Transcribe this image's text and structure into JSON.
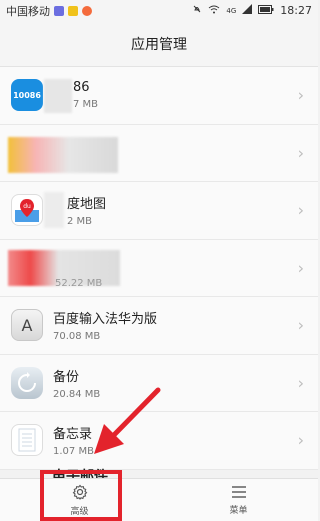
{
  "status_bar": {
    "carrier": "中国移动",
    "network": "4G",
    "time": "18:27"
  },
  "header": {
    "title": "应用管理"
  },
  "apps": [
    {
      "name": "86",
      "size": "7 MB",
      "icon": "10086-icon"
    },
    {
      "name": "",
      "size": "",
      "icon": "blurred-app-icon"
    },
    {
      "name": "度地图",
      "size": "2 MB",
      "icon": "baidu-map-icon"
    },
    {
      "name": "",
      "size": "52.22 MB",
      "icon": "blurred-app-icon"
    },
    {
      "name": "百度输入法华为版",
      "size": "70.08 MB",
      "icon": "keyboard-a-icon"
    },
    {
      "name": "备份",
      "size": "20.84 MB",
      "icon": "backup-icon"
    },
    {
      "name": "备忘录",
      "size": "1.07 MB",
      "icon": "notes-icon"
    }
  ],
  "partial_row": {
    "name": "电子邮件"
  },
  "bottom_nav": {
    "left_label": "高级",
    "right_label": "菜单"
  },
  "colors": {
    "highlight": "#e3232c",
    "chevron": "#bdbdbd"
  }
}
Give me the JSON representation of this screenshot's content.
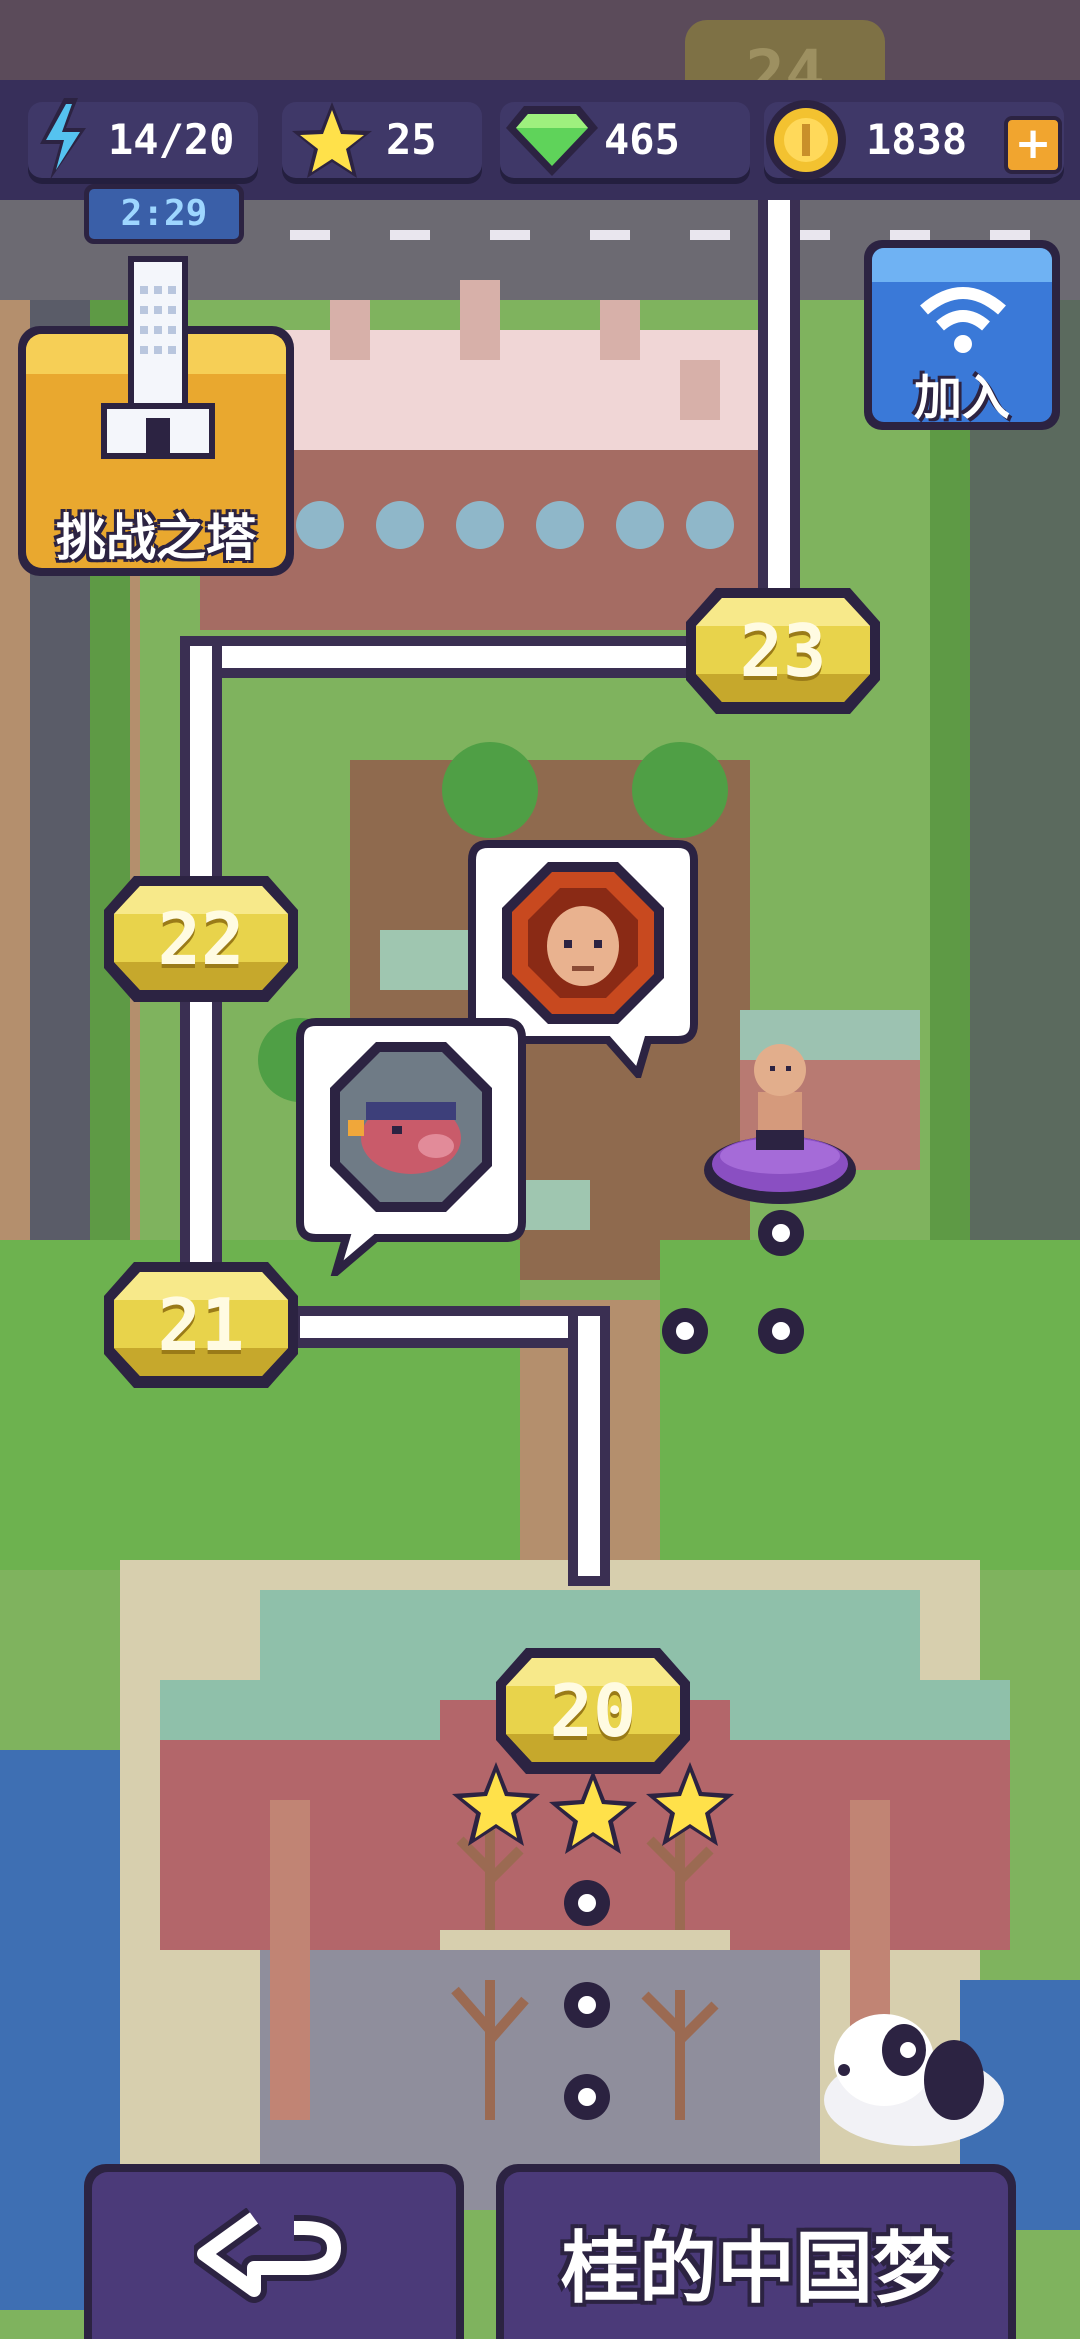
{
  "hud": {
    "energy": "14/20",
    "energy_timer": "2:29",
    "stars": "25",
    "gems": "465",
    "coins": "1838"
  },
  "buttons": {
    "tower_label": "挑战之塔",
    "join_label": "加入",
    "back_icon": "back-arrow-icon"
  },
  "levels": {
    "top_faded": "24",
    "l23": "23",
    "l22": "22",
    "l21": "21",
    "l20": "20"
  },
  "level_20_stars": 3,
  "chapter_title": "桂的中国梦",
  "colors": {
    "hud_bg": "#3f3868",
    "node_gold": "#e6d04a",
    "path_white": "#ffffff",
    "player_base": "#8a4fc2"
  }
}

━━━

**Exercise:** Make a word-for-word copy of the entries, without any pictures.

**Response to this task:**
Transcribe this image's text and structure into JSON.
{
  "status_bar": {
    "carrier": "中国移动",
    "network": "4G",
    "time": "18:27"
  },
  "header": {
    "title": "应用管理"
  },
  "apps": [
    {
      "name": "86",
      "size": "7 MB",
      "icon": "10086-icon"
    },
    {
      "name": "",
      "size": "",
      "icon": "blurred-app-icon"
    },
    {
      "name": "度地图",
      "size": "2 MB",
      "icon": "baidu-map-icon"
    },
    {
      "name": "",
      "size": "52.22 MB",
      "icon": "blurred-app-icon"
    },
    {
      "name": "百度输入法华为版",
      "size": "70.08 MB",
      "icon": "keyboard-a-icon"
    },
    {
      "name": "备份",
      "size": "20.84 MB",
      "icon": "backup-icon"
    },
    {
      "name": "备忘录",
      "size": "1.07 MB",
      "icon": "notes-icon"
    }
  ],
  "partial_row": {
    "name": "电子邮件"
  },
  "bottom_nav": {
    "left_label": "高级",
    "right_label": "菜单"
  },
  "colors": {
    "highlight": "#e3232c",
    "chevron": "#bdbdbd"
  }
}
Give me the JSON representation of this screenshot's content.
{
  "hud": {
    "energy": "14/20",
    "energy_timer": "2:29",
    "stars": "25",
    "gems": "465",
    "coins": "1838"
  },
  "buttons": {
    "tower_label": "挑战之塔",
    "join_label": "加入",
    "back_icon": "back-arrow-icon"
  },
  "levels": {
    "top_faded": "24",
    "l23": "23",
    "l22": "22",
    "l21": "21",
    "l20": "20"
  },
  "level_20_stars": 3,
  "chapter_title": "桂的中国梦",
  "colors": {
    "hud_bg": "#3f3868",
    "node_gold": "#e6d04a",
    "path_white": "#ffffff",
    "player_base": "#8a4fc2"
  }
}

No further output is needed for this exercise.